The problem: Would you write out the entries below, every one of them, exactly?

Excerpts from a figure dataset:
---

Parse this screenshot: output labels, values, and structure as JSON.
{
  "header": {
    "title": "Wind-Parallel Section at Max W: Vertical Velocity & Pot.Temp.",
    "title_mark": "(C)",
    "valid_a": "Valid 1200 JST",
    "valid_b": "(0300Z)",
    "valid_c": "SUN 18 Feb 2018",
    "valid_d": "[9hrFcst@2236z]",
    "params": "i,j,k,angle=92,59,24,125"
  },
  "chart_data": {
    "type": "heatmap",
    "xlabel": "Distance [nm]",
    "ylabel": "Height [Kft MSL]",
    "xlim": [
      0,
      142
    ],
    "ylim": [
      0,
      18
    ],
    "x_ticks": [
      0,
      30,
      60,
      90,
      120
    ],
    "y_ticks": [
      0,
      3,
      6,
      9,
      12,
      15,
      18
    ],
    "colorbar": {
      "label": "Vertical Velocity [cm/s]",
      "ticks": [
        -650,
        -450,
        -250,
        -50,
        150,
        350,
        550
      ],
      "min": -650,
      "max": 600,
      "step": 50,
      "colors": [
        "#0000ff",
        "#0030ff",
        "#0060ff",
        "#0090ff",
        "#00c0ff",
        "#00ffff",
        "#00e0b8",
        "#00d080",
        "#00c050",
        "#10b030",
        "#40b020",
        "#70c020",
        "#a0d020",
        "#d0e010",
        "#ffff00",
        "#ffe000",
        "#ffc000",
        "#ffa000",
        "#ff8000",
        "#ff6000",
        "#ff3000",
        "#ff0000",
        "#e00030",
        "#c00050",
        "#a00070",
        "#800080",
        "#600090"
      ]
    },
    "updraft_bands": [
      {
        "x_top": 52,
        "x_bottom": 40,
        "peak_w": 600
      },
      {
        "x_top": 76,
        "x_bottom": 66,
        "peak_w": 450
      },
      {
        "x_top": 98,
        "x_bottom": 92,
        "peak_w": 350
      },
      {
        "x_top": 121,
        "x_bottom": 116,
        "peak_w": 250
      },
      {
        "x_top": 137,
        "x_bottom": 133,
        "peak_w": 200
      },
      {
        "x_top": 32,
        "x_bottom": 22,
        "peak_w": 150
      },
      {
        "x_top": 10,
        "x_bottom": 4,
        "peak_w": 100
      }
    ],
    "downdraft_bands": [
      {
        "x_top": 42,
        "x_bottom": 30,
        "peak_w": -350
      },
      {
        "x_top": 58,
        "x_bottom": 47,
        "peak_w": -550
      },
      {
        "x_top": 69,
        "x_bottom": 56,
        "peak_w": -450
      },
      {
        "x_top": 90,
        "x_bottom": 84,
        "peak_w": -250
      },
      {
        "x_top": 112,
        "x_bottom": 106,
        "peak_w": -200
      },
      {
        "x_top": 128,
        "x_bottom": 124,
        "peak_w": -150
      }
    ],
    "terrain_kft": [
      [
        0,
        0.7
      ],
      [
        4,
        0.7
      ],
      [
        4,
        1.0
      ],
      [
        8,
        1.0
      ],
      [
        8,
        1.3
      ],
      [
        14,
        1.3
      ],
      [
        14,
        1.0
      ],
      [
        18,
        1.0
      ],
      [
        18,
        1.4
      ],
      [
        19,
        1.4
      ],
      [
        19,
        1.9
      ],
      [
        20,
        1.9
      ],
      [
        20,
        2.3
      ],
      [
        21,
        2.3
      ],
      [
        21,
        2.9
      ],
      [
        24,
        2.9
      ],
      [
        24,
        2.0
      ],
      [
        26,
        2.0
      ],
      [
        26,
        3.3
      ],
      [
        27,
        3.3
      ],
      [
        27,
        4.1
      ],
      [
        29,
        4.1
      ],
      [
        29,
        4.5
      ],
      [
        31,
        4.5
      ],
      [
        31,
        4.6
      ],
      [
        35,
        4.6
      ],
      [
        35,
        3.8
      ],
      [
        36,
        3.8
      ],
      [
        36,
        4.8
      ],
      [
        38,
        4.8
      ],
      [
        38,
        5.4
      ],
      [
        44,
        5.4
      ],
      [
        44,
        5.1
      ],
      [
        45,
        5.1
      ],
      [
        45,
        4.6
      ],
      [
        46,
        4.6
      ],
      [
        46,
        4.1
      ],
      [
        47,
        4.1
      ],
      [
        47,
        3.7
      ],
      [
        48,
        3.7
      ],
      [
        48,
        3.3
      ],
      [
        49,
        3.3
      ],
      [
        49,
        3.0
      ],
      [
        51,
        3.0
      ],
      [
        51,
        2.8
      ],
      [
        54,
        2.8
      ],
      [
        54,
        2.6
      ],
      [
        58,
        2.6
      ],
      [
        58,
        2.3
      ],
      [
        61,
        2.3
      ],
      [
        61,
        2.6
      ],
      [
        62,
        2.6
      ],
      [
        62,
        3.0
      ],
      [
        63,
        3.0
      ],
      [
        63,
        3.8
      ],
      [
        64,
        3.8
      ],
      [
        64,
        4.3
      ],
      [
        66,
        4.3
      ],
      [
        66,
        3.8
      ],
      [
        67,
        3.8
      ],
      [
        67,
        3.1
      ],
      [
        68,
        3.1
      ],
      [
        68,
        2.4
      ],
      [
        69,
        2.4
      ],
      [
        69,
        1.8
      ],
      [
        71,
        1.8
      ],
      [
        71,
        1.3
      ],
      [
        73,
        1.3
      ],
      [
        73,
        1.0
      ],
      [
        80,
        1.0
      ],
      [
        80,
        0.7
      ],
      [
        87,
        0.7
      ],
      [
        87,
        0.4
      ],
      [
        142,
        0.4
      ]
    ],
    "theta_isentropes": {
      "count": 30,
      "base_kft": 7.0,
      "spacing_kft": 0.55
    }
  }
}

---

Solution for this problem:
Parse this screenshot: output labels, values, and structure as JSON.
{
  "header": {
    "title": "Wind-Parallel Section at Max W: Vertical Velocity & Pot.Temp.",
    "title_mark": "(C)",
    "valid_a": "Valid 1200 JST",
    "valid_b": "(0300Z)",
    "valid_c": "SUN 18 Feb 2018",
    "valid_d": "[9hrFcst@2236z]",
    "params": "i,j,k,angle=92,59,24,125"
  },
  "chart_data": {
    "type": "heatmap",
    "xlabel": "Distance [nm]",
    "ylabel": "Height [Kft MSL]",
    "xlim": [
      0,
      142
    ],
    "ylim": [
      0,
      18
    ],
    "x_ticks": [
      0,
      30,
      60,
      90,
      120
    ],
    "y_ticks": [
      0,
      3,
      6,
      9,
      12,
      15,
      18
    ],
    "colorbar": {
      "label": "Vertical Velocity [cm/s]",
      "ticks": [
        -650,
        -450,
        -250,
        -50,
        150,
        350,
        550
      ],
      "min": -650,
      "max": 600,
      "step": 50,
      "colors": [
        "#0000ff",
        "#0030ff",
        "#0060ff",
        "#0090ff",
        "#00c0ff",
        "#00ffff",
        "#00e0b8",
        "#00d080",
        "#00c050",
        "#10b030",
        "#40b020",
        "#70c020",
        "#a0d020",
        "#d0e010",
        "#ffff00",
        "#ffe000",
        "#ffc000",
        "#ffa000",
        "#ff8000",
        "#ff6000",
        "#ff3000",
        "#ff0000",
        "#e00030",
        "#c00050",
        "#a00070",
        "#800080",
        "#600090"
      ]
    },
    "updraft_bands": [
      {
        "x_top": 52,
        "x_bottom": 40,
        "peak_w": 600
      },
      {
        "x_top": 76,
        "x_bottom": 66,
        "peak_w": 450
      },
      {
        "x_top": 98,
        "x_bottom": 92,
        "peak_w": 350
      },
      {
        "x_top": 121,
        "x_bottom": 116,
        "peak_w": 250
      },
      {
        "x_top": 137,
        "x_bottom": 133,
        "peak_w": 200
      },
      {
        "x_top": 32,
        "x_bottom": 22,
        "peak_w": 150
      },
      {
        "x_top": 10,
        "x_bottom": 4,
        "peak_w": 100
      }
    ],
    "downdraft_bands": [
      {
        "x_top": 42,
        "x_bottom": 30,
        "peak_w": -350
      },
      {
        "x_top": 58,
        "x_bottom": 47,
        "peak_w": -550
      },
      {
        "x_top": 69,
        "x_bottom": 56,
        "peak_w": -450
      },
      {
        "x_top": 90,
        "x_bottom": 84,
        "peak_w": -250
      },
      {
        "x_top": 112,
        "x_bottom": 106,
        "peak_w": -200
      },
      {
        "x_top": 128,
        "x_bottom": 124,
        "peak_w": -150
      }
    ],
    "terrain_kft": [
      [
        0,
        0.7
      ],
      [
        4,
        0.7
      ],
      [
        4,
        1.0
      ],
      [
        8,
        1.0
      ],
      [
        8,
        1.3
      ],
      [
        14,
        1.3
      ],
      [
        14,
        1.0
      ],
      [
        18,
        1.0
      ],
      [
        18,
        1.4
      ],
      [
        19,
        1.4
      ],
      [
        19,
        1.9
      ],
      [
        20,
        1.9
      ],
      [
        20,
        2.3
      ],
      [
        21,
        2.3
      ],
      [
        21,
        2.9
      ],
      [
        24,
        2.9
      ],
      [
        24,
        2.0
      ],
      [
        26,
        2.0
      ],
      [
        26,
        3.3
      ],
      [
        27,
        3.3
      ],
      [
        27,
        4.1
      ],
      [
        29,
        4.1
      ],
      [
        29,
        4.5
      ],
      [
        31,
        4.5
      ],
      [
        31,
        4.6
      ],
      [
        35,
        4.6
      ],
      [
        35,
        3.8
      ],
      [
        36,
        3.8
      ],
      [
        36,
        4.8
      ],
      [
        38,
        4.8
      ],
      [
        38,
        5.4
      ],
      [
        44,
        5.4
      ],
      [
        44,
        5.1
      ],
      [
        45,
        5.1
      ],
      [
        45,
        4.6
      ],
      [
        46,
        4.6
      ],
      [
        46,
        4.1
      ],
      [
        47,
        4.1
      ],
      [
        47,
        3.7
      ],
      [
        48,
        3.7
      ],
      [
        48,
        3.3
      ],
      [
        49,
        3.3
      ],
      [
        49,
        3.0
      ],
      [
        51,
        3.0
      ],
      [
        51,
        2.8
      ],
      [
        54,
        2.8
      ],
      [
        54,
        2.6
      ],
      [
        58,
        2.6
      ],
      [
        58,
        2.3
      ],
      [
        61,
        2.3
      ],
      [
        61,
        2.6
      ],
      [
        62,
        2.6
      ],
      [
        62,
        3.0
      ],
      [
        63,
        3.0
      ],
      [
        63,
        3.8
      ],
      [
        64,
        3.8
      ],
      [
        64,
        4.3
      ],
      [
        66,
        4.3
      ],
      [
        66,
        3.8
      ],
      [
        67,
        3.8
      ],
      [
        67,
        3.1
      ],
      [
        68,
        3.1
      ],
      [
        68,
        2.4
      ],
      [
        69,
        2.4
      ],
      [
        69,
        1.8
      ],
      [
        71,
        1.8
      ],
      [
        71,
        1.3
      ],
      [
        73,
        1.3
      ],
      [
        73,
        1.0
      ],
      [
        80,
        1.0
      ],
      [
        80,
        0.7
      ],
      [
        87,
        0.7
      ],
      [
        87,
        0.4
      ],
      [
        142,
        0.4
      ]
    ],
    "theta_isentropes": {
      "count": 30,
      "base_kft": 7.0,
      "spacing_kft": 0.55
    }
  }
}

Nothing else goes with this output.